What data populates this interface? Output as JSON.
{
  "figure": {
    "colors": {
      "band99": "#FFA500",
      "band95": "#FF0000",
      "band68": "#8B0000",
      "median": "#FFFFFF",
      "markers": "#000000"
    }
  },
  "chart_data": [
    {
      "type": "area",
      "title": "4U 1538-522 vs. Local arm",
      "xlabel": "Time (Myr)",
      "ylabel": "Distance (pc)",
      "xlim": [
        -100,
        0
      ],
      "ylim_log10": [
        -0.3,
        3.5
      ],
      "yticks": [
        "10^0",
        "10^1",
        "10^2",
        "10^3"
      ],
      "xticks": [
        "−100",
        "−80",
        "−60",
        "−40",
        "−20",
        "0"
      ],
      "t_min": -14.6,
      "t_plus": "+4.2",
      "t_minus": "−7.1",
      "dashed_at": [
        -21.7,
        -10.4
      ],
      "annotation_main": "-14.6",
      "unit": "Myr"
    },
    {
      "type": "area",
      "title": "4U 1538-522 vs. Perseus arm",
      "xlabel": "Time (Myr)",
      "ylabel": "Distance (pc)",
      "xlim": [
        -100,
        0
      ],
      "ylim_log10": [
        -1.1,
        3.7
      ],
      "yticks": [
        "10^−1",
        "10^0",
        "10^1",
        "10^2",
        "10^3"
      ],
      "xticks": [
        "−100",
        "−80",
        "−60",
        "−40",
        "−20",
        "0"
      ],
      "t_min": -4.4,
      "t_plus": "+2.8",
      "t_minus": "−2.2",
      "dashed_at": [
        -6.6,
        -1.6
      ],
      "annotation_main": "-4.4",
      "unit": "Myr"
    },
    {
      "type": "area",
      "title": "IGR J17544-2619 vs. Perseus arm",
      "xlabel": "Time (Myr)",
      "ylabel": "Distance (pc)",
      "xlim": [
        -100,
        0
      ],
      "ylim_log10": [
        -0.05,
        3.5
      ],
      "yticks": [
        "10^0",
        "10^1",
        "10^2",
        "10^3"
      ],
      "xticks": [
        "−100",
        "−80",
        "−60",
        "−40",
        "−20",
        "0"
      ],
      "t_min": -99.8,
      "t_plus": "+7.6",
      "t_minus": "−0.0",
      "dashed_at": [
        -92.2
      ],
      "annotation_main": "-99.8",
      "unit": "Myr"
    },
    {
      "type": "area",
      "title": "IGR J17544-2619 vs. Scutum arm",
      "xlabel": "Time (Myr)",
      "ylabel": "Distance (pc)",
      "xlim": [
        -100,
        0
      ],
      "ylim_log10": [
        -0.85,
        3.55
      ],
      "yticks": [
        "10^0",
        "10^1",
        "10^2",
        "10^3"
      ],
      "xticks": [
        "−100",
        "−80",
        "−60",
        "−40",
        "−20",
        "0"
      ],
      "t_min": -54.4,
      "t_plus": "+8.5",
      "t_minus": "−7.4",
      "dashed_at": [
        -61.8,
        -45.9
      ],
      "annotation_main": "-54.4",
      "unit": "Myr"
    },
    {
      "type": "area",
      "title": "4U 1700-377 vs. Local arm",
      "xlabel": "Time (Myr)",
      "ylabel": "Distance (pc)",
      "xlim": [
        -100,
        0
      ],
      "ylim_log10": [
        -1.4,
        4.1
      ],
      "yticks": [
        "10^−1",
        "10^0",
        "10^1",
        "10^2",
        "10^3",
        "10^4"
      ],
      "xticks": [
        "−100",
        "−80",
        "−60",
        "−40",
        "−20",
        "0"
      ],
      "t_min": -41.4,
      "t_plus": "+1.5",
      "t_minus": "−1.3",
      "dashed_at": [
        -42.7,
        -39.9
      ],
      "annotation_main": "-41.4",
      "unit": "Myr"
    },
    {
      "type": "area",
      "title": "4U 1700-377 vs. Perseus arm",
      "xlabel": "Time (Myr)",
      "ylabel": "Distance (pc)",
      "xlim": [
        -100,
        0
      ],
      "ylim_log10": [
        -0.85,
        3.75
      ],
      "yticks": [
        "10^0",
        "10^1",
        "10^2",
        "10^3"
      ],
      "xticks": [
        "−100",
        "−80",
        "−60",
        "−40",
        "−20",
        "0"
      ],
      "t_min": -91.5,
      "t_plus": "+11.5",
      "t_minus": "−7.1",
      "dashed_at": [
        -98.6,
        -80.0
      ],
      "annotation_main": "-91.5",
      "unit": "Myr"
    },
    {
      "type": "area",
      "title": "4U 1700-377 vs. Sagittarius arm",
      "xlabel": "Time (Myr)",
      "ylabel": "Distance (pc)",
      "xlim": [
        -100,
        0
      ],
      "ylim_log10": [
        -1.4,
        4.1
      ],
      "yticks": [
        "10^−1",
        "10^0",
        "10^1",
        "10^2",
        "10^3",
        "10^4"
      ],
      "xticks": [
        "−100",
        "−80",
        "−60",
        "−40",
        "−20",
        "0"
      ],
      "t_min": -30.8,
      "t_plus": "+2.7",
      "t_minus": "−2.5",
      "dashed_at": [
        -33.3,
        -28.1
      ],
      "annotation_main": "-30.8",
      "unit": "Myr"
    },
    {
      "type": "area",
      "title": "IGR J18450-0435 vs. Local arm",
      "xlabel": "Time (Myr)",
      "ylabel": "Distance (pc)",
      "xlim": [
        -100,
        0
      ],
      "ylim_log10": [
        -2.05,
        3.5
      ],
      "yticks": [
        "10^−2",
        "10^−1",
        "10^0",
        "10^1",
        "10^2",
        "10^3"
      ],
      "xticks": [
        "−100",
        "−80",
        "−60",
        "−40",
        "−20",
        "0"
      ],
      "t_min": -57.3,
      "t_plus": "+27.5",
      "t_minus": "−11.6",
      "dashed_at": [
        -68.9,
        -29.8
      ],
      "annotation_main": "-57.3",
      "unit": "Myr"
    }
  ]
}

DIRECTIONS FOR THIS TASK:
Restate each record exactly as written.

ANSWER TO THIS PROBLEM:
What data populates this interface? Output as JSON.
{
  "figure": {
    "colors": {
      "band99": "#FFA500",
      "band95": "#FF0000",
      "band68": "#8B0000",
      "median": "#FFFFFF",
      "markers": "#000000"
    }
  },
  "chart_data": [
    {
      "type": "area",
      "title": "4U 1538-522 vs. Local arm",
      "xlabel": "Time (Myr)",
      "ylabel": "Distance (pc)",
      "xlim": [
        -100,
        0
      ],
      "ylim_log10": [
        -0.3,
        3.5
      ],
      "yticks": [
        "10^0",
        "10^1",
        "10^2",
        "10^3"
      ],
      "xticks": [
        "−100",
        "−80",
        "−60",
        "−40",
        "−20",
        "0"
      ],
      "t_min": -14.6,
      "t_plus": "+4.2",
      "t_minus": "−7.1",
      "dashed_at": [
        -21.7,
        -10.4
      ],
      "annotation_main": "-14.6",
      "unit": "Myr"
    },
    {
      "type": "area",
      "title": "4U 1538-522 vs. Perseus arm",
      "xlabel": "Time (Myr)",
      "ylabel": "Distance (pc)",
      "xlim": [
        -100,
        0
      ],
      "ylim_log10": [
        -1.1,
        3.7
      ],
      "yticks": [
        "10^−1",
        "10^0",
        "10^1",
        "10^2",
        "10^3"
      ],
      "xticks": [
        "−100",
        "−80",
        "−60",
        "−40",
        "−20",
        "0"
      ],
      "t_min": -4.4,
      "t_plus": "+2.8",
      "t_minus": "−2.2",
      "dashed_at": [
        -6.6,
        -1.6
      ],
      "annotation_main": "-4.4",
      "unit": "Myr"
    },
    {
      "type": "area",
      "title": "IGR J17544-2619 vs. Perseus arm",
      "xlabel": "Time (Myr)",
      "ylabel": "Distance (pc)",
      "xlim": [
        -100,
        0
      ],
      "ylim_log10": [
        -0.05,
        3.5
      ],
      "yticks": [
        "10^0",
        "10^1",
        "10^2",
        "10^3"
      ],
      "xticks": [
        "−100",
        "−80",
        "−60",
        "−40",
        "−20",
        "0"
      ],
      "t_min": -99.8,
      "t_plus": "+7.6",
      "t_minus": "−0.0",
      "dashed_at": [
        -92.2
      ],
      "annotation_main": "-99.8",
      "unit": "Myr"
    },
    {
      "type": "area",
      "title": "IGR J17544-2619 vs. Scutum arm",
      "xlabel": "Time (Myr)",
      "ylabel": "Distance (pc)",
      "xlim": [
        -100,
        0
      ],
      "ylim_log10": [
        -0.85,
        3.55
      ],
      "yticks": [
        "10^0",
        "10^1",
        "10^2",
        "10^3"
      ],
      "xticks": [
        "−100",
        "−80",
        "−60",
        "−40",
        "−20",
        "0"
      ],
      "t_min": -54.4,
      "t_plus": "+8.5",
      "t_minus": "−7.4",
      "dashed_at": [
        -61.8,
        -45.9
      ],
      "annotation_main": "-54.4",
      "unit": "Myr"
    },
    {
      "type": "area",
      "title": "4U 1700-377 vs. Local arm",
      "xlabel": "Time (Myr)",
      "ylabel": "Distance (pc)",
      "xlim": [
        -100,
        0
      ],
      "ylim_log10": [
        -1.4,
        4.1
      ],
      "yticks": [
        "10^−1",
        "10^0",
        "10^1",
        "10^2",
        "10^3",
        "10^4"
      ],
      "xticks": [
        "−100",
        "−80",
        "−60",
        "−40",
        "−20",
        "0"
      ],
      "t_min": -41.4,
      "t_plus": "+1.5",
      "t_minus": "−1.3",
      "dashed_at": [
        -42.7,
        -39.9
      ],
      "annotation_main": "-41.4",
      "unit": "Myr"
    },
    {
      "type": "area",
      "title": "4U 1700-377 vs. Perseus arm",
      "xlabel": "Time (Myr)",
      "ylabel": "Distance (pc)",
      "xlim": [
        -100,
        0
      ],
      "ylim_log10": [
        -0.85,
        3.75
      ],
      "yticks": [
        "10^0",
        "10^1",
        "10^2",
        "10^3"
      ],
      "xticks": [
        "−100",
        "−80",
        "−60",
        "−40",
        "−20",
        "0"
      ],
      "t_min": -91.5,
      "t_plus": "+11.5",
      "t_minus": "−7.1",
      "dashed_at": [
        -98.6,
        -80.0
      ],
      "annotation_main": "-91.5",
      "unit": "Myr"
    },
    {
      "type": "area",
      "title": "4U 1700-377 vs. Sagittarius arm",
      "xlabel": "Time (Myr)",
      "ylabel": "Distance (pc)",
      "xlim": [
        -100,
        0
      ],
      "ylim_log10": [
        -1.4,
        4.1
      ],
      "yticks": [
        "10^−1",
        "10^0",
        "10^1",
        "10^2",
        "10^3",
        "10^4"
      ],
      "xticks": [
        "−100",
        "−80",
        "−60",
        "−40",
        "−20",
        "0"
      ],
      "t_min": -30.8,
      "t_plus": "+2.7",
      "t_minus": "−2.5",
      "dashed_at": [
        -33.3,
        -28.1
      ],
      "annotation_main": "-30.8",
      "unit": "Myr"
    },
    {
      "type": "area",
      "title": "IGR J18450-0435 vs. Local arm",
      "xlabel": "Time (Myr)",
      "ylabel": "Distance (pc)",
      "xlim": [
        -100,
        0
      ],
      "ylim_log10": [
        -2.05,
        3.5
      ],
      "yticks": [
        "10^−2",
        "10^−1",
        "10^0",
        "10^1",
        "10^2",
        "10^3"
      ],
      "xticks": [
        "−100",
        "−80",
        "−60",
        "−40",
        "−20",
        "0"
      ],
      "t_min": -57.3,
      "t_plus": "+27.5",
      "t_minus": "−11.6",
      "dashed_at": [
        -68.9,
        -29.8
      ],
      "annotation_main": "-57.3",
      "unit": "Myr"
    }
  ]
}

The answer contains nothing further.